#### Given information:

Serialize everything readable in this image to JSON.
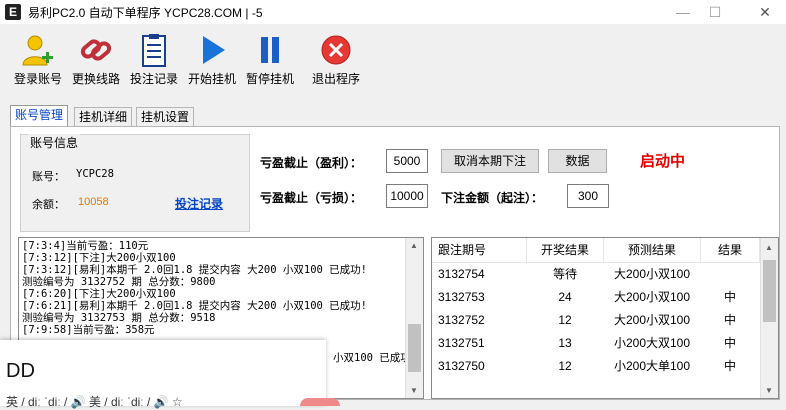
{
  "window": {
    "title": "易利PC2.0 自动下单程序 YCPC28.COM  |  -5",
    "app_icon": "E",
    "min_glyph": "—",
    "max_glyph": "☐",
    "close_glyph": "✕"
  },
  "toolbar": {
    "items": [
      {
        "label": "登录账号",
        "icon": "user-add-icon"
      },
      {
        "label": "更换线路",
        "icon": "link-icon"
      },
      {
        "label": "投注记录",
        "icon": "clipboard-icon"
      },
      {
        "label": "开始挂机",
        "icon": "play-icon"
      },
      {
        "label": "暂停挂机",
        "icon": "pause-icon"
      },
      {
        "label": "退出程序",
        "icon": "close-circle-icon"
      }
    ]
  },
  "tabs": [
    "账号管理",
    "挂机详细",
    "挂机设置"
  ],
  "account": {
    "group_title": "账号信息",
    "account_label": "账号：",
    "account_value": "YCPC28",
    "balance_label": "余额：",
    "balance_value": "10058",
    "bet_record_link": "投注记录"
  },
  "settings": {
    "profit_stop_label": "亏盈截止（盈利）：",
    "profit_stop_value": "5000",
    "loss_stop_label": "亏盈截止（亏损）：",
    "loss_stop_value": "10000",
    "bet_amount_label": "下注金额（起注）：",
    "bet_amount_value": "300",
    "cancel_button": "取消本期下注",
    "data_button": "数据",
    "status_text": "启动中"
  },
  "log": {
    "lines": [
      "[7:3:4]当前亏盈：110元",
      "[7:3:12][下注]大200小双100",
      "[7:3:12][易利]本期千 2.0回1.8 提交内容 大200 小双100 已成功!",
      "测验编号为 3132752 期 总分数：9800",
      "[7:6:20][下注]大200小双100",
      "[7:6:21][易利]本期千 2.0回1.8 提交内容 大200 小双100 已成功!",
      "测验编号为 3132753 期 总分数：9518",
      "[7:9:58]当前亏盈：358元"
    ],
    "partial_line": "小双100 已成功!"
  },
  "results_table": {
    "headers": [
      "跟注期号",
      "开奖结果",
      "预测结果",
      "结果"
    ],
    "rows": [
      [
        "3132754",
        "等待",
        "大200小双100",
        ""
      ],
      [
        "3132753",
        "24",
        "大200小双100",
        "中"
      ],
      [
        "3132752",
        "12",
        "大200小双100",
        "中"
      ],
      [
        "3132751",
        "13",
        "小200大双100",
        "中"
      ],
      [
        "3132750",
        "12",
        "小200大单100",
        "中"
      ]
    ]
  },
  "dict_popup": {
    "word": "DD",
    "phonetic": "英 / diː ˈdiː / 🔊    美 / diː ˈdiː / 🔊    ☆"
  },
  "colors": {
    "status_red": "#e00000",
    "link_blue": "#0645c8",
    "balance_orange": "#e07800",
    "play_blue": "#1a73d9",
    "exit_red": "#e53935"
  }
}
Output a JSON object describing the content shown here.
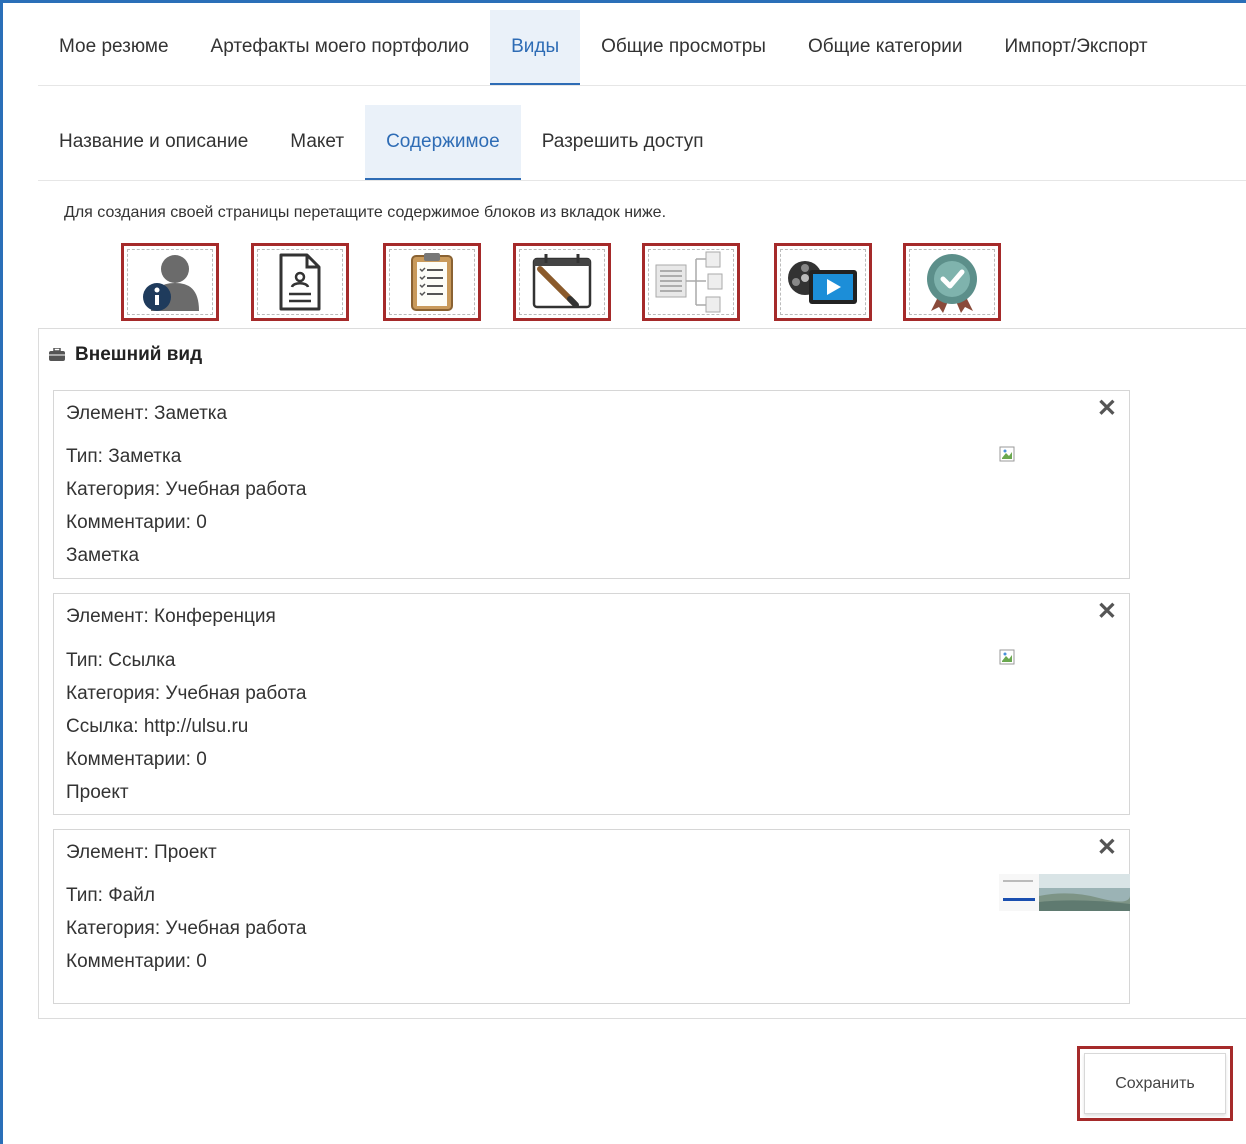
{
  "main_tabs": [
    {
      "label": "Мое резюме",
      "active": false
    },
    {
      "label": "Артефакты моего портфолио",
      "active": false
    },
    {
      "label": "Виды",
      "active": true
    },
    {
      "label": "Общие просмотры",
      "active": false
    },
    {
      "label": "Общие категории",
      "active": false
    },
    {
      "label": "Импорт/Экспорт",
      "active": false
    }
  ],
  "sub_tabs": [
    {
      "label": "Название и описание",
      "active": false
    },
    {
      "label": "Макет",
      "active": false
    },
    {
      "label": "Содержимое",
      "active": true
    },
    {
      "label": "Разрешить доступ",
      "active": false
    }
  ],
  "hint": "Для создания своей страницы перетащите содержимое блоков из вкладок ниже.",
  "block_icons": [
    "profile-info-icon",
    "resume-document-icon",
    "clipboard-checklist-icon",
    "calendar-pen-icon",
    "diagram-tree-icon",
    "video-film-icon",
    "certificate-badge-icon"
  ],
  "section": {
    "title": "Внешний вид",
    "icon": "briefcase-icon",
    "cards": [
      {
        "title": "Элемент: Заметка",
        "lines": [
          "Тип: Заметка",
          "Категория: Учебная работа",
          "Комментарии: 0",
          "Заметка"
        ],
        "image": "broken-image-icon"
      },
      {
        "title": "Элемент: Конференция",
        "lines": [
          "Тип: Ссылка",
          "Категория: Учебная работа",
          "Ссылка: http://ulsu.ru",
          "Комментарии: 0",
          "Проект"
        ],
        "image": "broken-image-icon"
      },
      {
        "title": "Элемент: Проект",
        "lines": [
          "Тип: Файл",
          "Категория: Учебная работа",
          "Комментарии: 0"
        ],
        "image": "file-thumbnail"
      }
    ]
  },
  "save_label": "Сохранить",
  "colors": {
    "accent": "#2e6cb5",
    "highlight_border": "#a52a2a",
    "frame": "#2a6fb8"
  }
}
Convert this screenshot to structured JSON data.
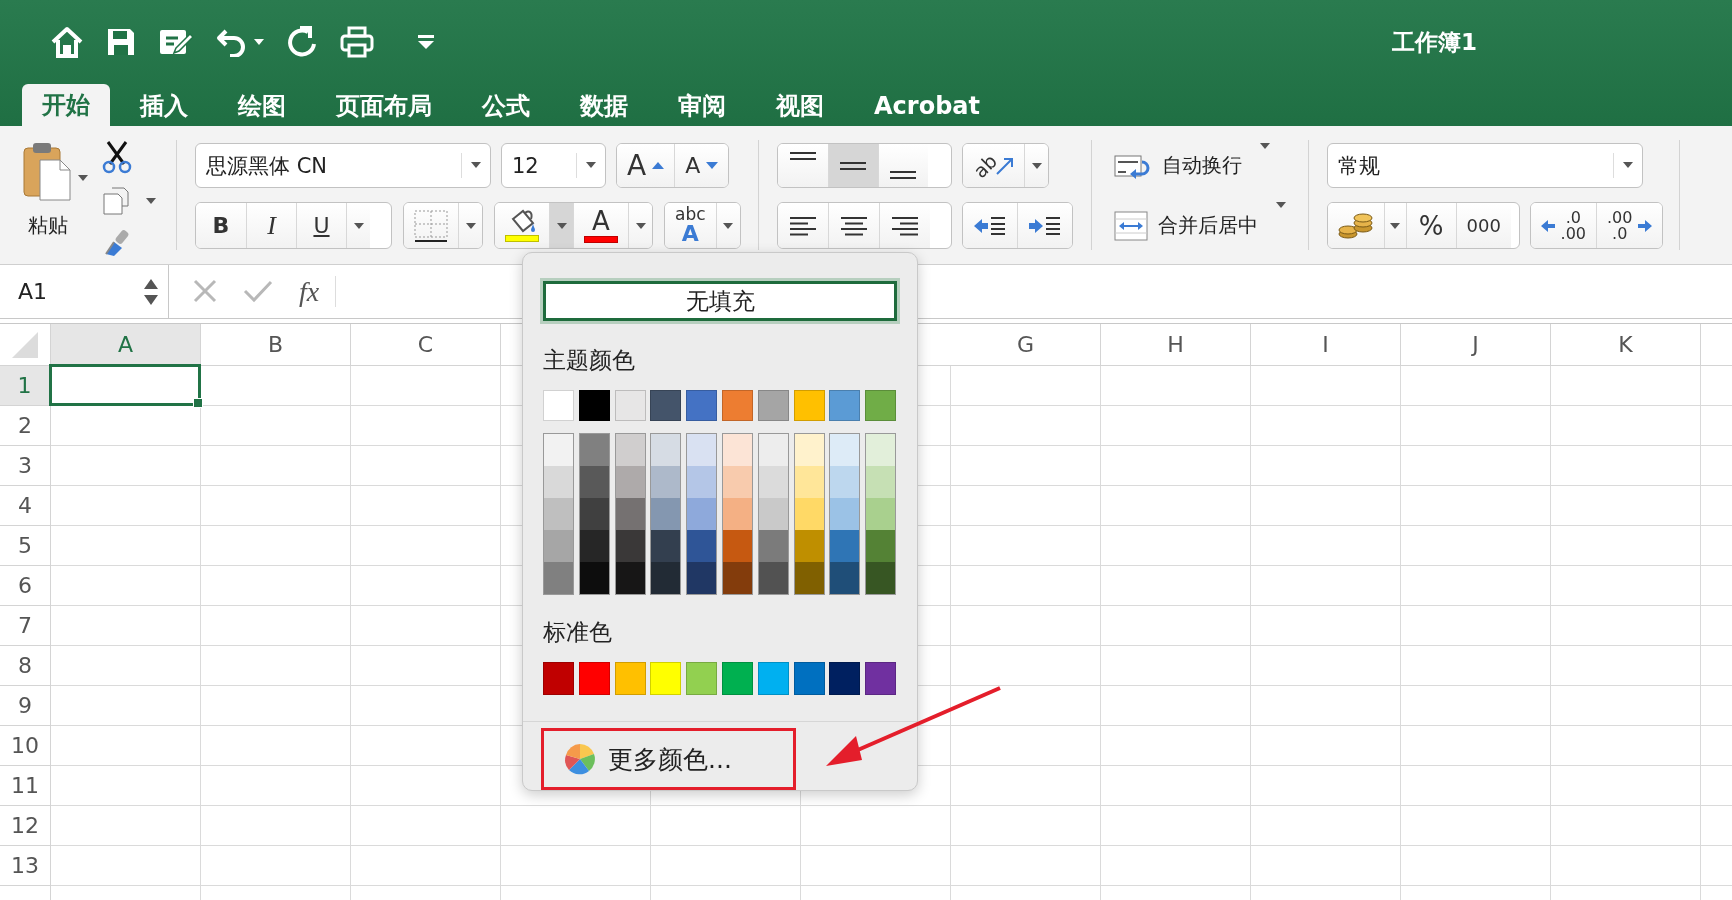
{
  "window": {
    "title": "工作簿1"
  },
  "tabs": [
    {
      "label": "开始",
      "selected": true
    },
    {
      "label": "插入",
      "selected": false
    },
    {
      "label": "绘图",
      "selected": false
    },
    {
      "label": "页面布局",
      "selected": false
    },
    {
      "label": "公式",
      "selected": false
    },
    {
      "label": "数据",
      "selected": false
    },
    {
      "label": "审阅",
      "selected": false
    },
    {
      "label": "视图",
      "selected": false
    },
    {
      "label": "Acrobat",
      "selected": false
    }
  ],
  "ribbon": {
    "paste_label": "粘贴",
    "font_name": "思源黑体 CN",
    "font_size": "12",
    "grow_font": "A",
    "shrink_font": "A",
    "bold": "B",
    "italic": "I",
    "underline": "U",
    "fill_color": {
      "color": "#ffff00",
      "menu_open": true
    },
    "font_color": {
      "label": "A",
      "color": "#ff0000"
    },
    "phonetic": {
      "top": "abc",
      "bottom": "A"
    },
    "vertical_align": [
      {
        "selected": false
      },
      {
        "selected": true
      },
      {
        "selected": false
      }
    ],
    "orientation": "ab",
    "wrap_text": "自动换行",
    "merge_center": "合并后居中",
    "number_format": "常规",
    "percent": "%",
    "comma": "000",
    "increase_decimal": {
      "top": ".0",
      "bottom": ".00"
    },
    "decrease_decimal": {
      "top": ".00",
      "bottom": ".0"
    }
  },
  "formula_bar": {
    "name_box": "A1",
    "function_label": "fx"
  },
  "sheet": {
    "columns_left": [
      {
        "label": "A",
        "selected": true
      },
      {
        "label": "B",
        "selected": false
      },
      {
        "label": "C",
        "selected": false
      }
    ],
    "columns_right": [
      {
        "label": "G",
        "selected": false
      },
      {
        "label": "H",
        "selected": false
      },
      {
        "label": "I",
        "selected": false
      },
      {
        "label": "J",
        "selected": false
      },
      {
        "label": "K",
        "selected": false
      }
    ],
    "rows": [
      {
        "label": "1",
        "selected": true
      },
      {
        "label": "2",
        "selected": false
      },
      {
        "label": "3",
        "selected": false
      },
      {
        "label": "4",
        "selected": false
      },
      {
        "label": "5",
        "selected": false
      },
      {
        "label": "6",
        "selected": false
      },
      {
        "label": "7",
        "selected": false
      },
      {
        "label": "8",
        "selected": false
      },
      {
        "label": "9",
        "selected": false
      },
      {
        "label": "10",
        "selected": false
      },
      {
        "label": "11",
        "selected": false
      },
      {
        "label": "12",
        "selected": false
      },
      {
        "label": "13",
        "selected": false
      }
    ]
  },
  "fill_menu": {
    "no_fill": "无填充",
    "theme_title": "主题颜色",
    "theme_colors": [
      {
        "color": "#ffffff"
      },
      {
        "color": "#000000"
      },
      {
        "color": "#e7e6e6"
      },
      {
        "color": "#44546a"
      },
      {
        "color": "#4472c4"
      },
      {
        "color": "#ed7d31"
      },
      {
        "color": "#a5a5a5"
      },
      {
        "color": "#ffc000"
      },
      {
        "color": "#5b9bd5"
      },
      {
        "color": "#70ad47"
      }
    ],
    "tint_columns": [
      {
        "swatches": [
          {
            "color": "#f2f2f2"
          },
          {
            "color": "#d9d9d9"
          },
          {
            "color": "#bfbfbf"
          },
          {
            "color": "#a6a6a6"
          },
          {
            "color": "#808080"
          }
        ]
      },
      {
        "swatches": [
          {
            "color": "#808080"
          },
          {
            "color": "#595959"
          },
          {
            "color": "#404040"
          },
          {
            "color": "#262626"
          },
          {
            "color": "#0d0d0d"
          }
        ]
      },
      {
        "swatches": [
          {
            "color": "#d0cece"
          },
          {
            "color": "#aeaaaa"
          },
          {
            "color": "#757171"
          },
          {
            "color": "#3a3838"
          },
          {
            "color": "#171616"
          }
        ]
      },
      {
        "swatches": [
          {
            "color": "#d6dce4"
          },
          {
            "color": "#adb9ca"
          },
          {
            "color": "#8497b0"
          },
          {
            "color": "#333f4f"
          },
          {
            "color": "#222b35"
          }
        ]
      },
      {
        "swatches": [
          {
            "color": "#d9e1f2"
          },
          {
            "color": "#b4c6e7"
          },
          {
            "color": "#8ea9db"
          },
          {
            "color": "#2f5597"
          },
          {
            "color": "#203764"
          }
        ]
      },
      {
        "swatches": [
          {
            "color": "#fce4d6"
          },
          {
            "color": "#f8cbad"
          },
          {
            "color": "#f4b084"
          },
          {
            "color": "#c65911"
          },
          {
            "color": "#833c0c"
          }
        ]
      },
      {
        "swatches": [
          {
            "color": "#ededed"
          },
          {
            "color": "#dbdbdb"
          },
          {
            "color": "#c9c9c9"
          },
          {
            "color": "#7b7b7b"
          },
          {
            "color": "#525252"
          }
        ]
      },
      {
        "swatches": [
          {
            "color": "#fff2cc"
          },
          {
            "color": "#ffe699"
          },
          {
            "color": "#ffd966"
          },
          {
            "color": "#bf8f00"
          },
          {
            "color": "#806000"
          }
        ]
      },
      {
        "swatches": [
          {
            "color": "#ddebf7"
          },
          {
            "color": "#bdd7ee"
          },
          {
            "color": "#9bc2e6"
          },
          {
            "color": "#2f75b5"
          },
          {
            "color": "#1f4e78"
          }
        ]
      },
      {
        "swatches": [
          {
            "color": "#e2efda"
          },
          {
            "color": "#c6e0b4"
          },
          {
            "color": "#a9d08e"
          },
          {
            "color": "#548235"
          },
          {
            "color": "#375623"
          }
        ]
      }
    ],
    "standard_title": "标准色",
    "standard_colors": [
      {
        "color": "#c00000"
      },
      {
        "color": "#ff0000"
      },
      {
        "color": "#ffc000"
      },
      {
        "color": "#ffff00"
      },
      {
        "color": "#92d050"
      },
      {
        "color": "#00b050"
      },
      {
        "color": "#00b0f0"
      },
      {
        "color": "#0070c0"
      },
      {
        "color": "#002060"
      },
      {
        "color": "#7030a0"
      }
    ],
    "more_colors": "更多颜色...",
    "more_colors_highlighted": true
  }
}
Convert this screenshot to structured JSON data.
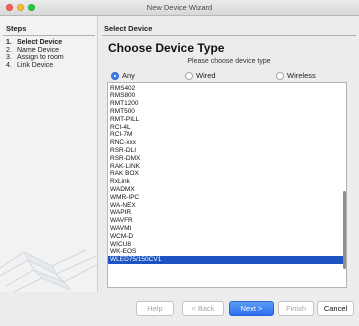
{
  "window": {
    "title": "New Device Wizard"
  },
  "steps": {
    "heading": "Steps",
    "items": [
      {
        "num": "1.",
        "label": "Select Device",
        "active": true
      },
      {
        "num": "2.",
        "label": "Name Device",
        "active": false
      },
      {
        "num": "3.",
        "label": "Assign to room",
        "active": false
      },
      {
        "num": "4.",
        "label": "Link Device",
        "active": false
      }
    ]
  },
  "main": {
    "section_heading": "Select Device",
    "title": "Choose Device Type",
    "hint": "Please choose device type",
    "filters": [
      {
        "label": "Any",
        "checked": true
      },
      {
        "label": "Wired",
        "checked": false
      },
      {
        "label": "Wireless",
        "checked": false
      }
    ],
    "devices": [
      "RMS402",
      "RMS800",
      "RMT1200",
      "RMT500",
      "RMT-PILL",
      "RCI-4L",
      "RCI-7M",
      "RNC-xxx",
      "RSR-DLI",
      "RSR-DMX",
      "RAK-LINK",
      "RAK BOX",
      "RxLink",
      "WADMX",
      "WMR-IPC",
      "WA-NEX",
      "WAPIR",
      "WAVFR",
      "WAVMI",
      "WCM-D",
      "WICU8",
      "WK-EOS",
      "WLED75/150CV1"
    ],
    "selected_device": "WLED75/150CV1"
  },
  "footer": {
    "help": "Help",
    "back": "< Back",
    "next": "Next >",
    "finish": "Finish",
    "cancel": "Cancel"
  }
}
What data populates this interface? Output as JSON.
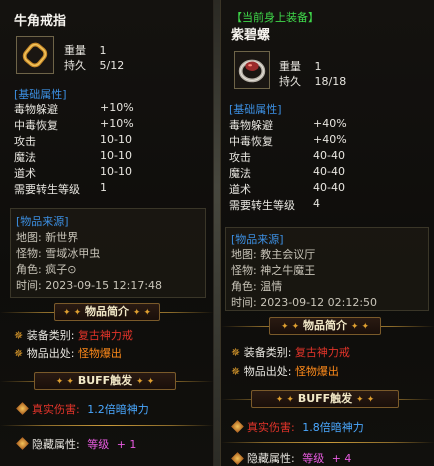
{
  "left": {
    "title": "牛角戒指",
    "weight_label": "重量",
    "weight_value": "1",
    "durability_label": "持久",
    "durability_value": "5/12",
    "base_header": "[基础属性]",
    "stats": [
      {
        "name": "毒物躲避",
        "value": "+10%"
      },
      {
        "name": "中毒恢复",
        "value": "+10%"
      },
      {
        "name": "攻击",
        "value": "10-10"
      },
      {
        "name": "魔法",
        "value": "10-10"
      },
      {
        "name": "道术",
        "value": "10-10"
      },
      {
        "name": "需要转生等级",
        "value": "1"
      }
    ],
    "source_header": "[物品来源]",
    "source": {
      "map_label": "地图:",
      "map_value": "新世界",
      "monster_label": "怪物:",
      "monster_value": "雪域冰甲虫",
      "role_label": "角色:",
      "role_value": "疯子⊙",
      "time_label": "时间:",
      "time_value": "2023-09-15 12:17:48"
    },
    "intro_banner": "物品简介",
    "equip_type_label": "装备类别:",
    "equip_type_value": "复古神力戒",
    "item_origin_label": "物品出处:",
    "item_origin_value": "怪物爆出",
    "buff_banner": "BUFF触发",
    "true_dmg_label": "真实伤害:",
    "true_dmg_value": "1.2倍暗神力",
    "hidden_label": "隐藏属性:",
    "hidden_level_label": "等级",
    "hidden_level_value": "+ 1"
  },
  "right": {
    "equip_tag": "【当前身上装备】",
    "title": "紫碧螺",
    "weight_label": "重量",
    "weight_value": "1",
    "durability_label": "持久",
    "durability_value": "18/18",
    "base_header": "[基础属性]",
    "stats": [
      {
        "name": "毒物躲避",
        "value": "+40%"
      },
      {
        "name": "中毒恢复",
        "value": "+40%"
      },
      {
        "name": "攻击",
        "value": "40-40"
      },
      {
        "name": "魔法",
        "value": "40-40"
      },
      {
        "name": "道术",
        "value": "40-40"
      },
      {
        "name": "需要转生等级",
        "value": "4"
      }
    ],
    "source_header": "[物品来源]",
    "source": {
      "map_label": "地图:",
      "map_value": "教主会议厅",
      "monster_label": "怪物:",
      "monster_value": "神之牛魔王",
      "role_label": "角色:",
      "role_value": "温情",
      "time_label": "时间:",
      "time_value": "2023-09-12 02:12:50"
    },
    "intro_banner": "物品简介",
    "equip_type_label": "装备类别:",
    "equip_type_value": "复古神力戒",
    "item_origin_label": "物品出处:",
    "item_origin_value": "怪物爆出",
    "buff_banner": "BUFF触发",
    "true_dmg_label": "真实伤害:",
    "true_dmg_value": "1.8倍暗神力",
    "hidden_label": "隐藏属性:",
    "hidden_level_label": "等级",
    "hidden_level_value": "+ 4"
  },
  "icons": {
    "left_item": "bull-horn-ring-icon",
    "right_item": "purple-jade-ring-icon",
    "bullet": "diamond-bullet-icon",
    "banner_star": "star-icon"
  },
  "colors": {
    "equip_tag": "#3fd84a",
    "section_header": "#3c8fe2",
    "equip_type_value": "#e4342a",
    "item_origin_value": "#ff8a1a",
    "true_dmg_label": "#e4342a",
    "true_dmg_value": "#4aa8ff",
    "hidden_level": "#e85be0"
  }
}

#### Stated task:
Your task is to gather every line with the word "phonetic" and copy it.

#### Task response:
    "phonetic": "英 / diː ˈdiː / 🔊    美 / diː ˈdiː / 🔊    ☆"
    "phonetic": {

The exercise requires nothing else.